**EXERCISE REQUIREMENTS**
Copy each line below that includes "message".

**RECORDS TO USE**

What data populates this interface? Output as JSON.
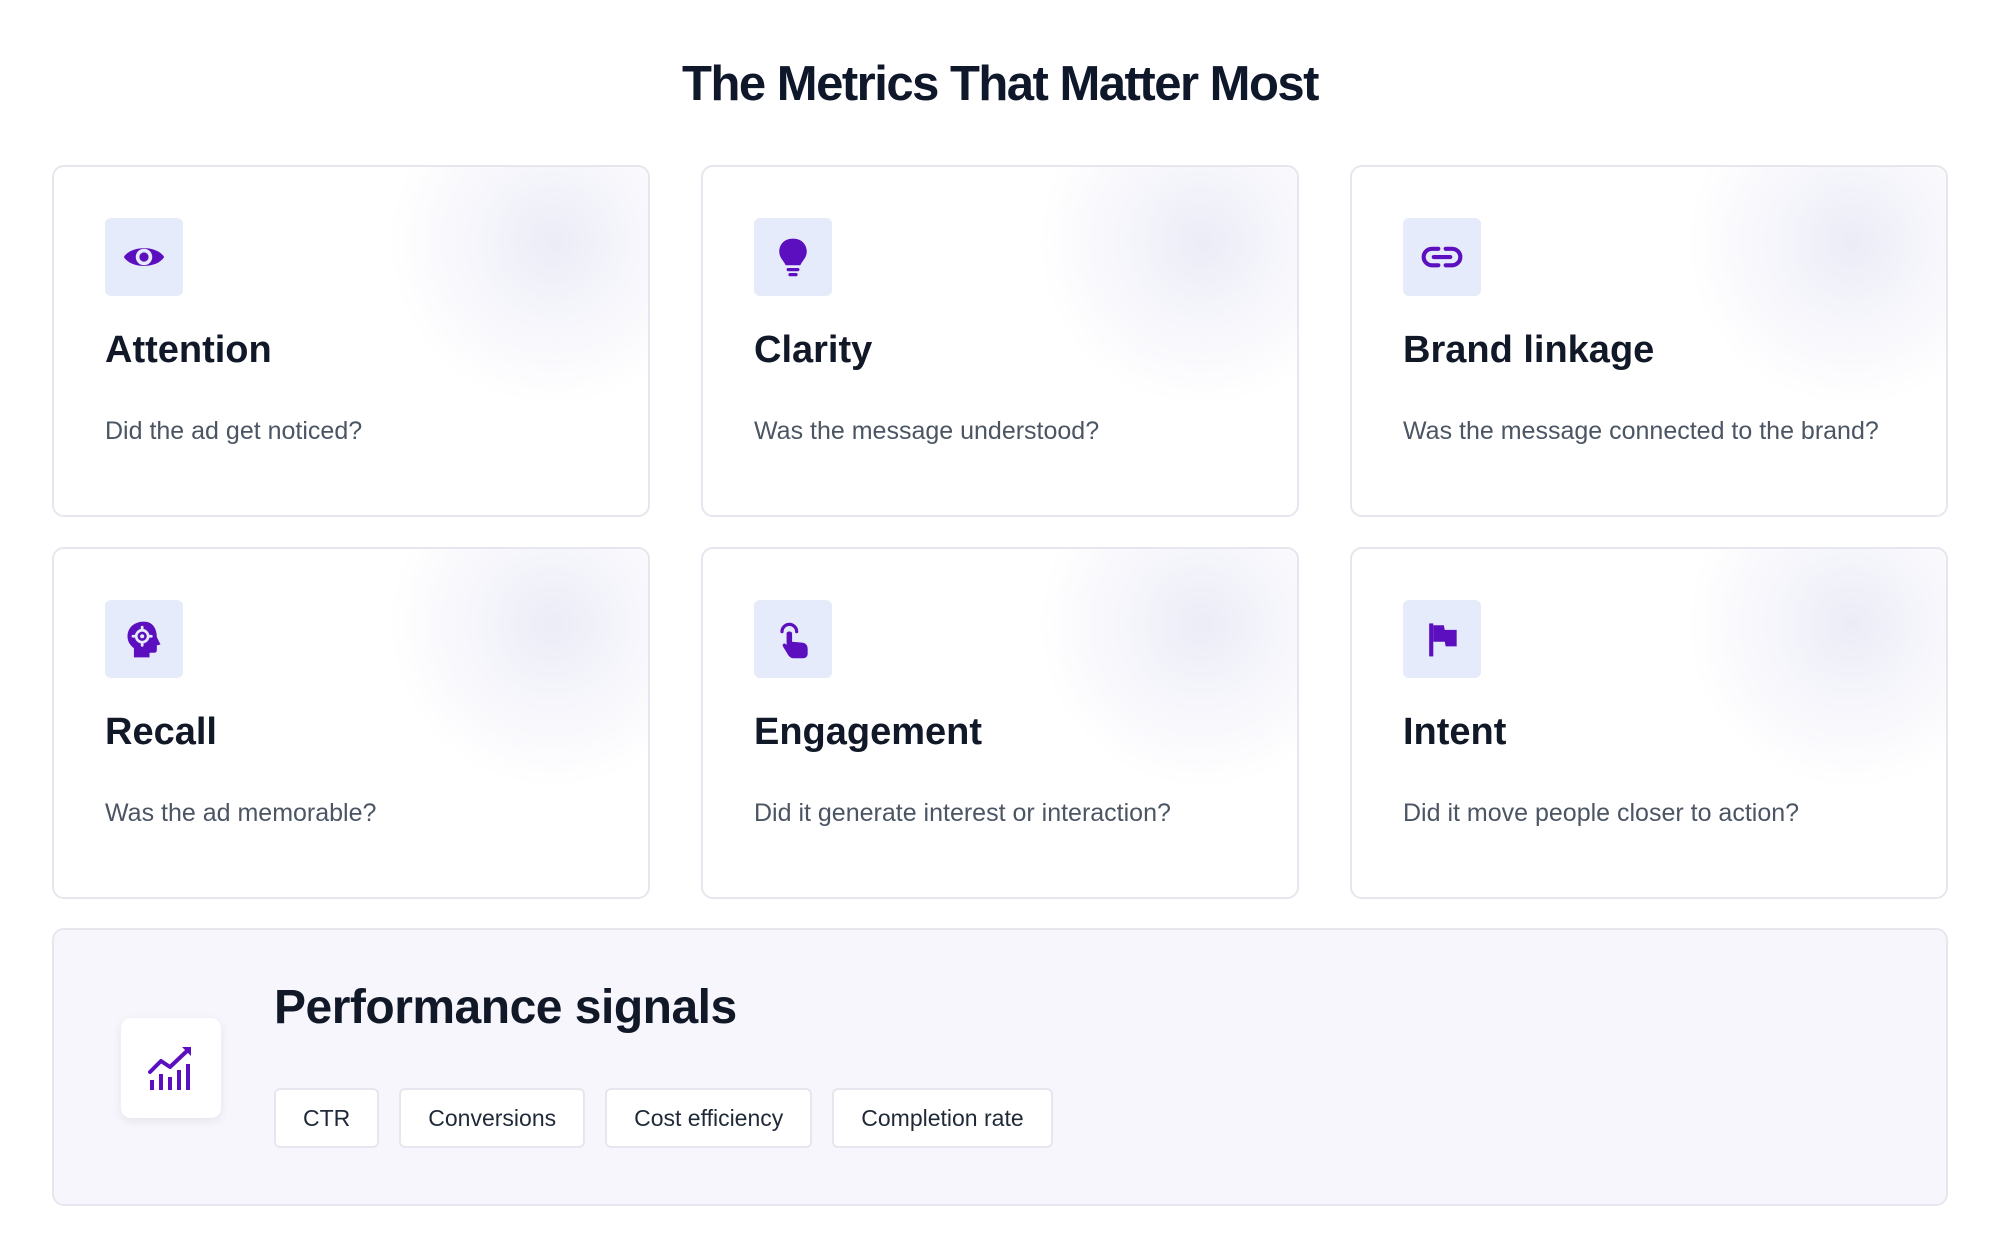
{
  "header": {
    "title": "The Metrics That Matter Most"
  },
  "colors": {
    "accent": "#5b0fbe",
    "icon_bg": "#e6ebfb",
    "card_border": "#e6e7ee",
    "panel_bg": "#f6f6fc"
  },
  "metrics": [
    {
      "icon": "eye-icon",
      "title": "Attention",
      "description": "Did the ad get noticed?"
    },
    {
      "icon": "lightbulb-icon",
      "title": "Clarity",
      "description": "Was the message understood?"
    },
    {
      "icon": "link-icon",
      "title": "Brand linkage",
      "description": "Was the message connected to the brand?"
    },
    {
      "icon": "head-gear-icon",
      "title": "Recall",
      "description": "Was the ad memorable?"
    },
    {
      "icon": "pointer-hand-icon",
      "title": "Engagement",
      "description": "Did it generate interest or interaction?"
    },
    {
      "icon": "flag-icon",
      "title": "Intent",
      "description": "Did it move people closer to action?"
    }
  ],
  "performance": {
    "icon": "chart-trend-icon",
    "title": "Performance signals",
    "chips": [
      "CTR",
      "Conversions",
      "Cost efficiency",
      "Completion rate"
    ]
  }
}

**SOLUTION BELOW**
      "description": "Was the message understood?"
      "description": "Was the message connected to the brand?"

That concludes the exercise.